##### EXTRACTED INFORMATION
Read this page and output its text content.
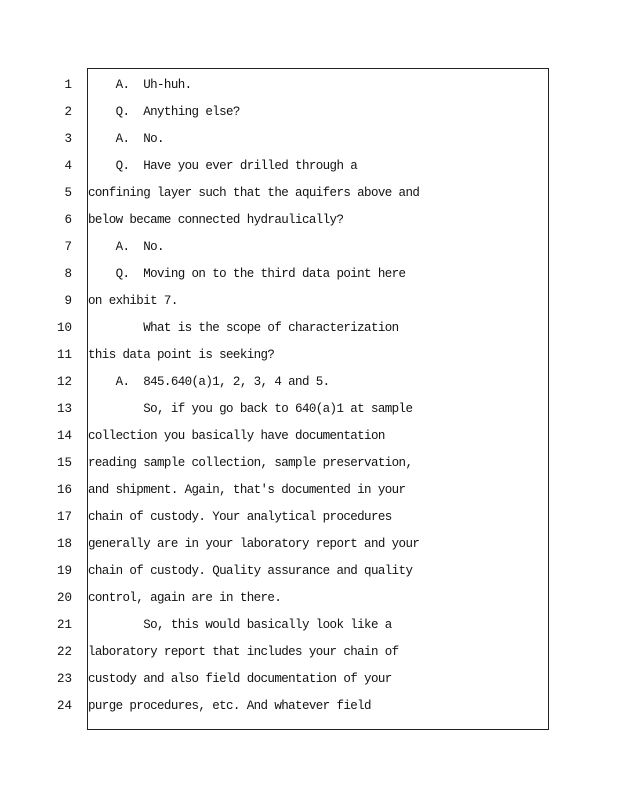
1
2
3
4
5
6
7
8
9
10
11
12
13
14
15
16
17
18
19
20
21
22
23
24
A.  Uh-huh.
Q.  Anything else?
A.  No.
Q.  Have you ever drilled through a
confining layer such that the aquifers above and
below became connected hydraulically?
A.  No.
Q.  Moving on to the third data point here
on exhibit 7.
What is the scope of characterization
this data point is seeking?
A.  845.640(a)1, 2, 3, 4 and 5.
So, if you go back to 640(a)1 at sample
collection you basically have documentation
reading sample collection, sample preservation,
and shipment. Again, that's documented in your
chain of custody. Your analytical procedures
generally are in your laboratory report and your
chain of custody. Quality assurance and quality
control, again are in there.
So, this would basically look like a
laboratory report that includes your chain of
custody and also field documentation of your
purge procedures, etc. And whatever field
##########
■ **TASK STATEMENT**
Pictures in the records above should not be copied. Repeat everything else exactly.

■ **EXERCISE SOLUTION**
Read this page and output its text content.
1
2
3
4
5
6
7
8
9
10
11
12
13
14
15
16
17
18
19
20
21
22
23
24
A.  Uh-huh.
Q.  Anything else?
A.  No.
Q.  Have you ever drilled through a
confining layer such that the aquifers above and
below became connected hydraulically?
A.  No.
Q.  Moving on to the third data point here
on exhibit 7.
What is the scope of characterization
this data point is seeking?
A.  845.640(a)1, 2, 3, 4 and 5.
So, if you go back to 640(a)1 at sample
collection you basically have documentation
reading sample collection, sample preservation,
and shipment. Again, that's documented in your
chain of custody. Your analytical procedures
generally are in your laboratory report and your
chain of custody. Quality assurance and quality
control, again are in there.
So, this would basically look like a
laboratory report that includes your chain of
custody and also field documentation of your
purge procedures, etc. And whatever field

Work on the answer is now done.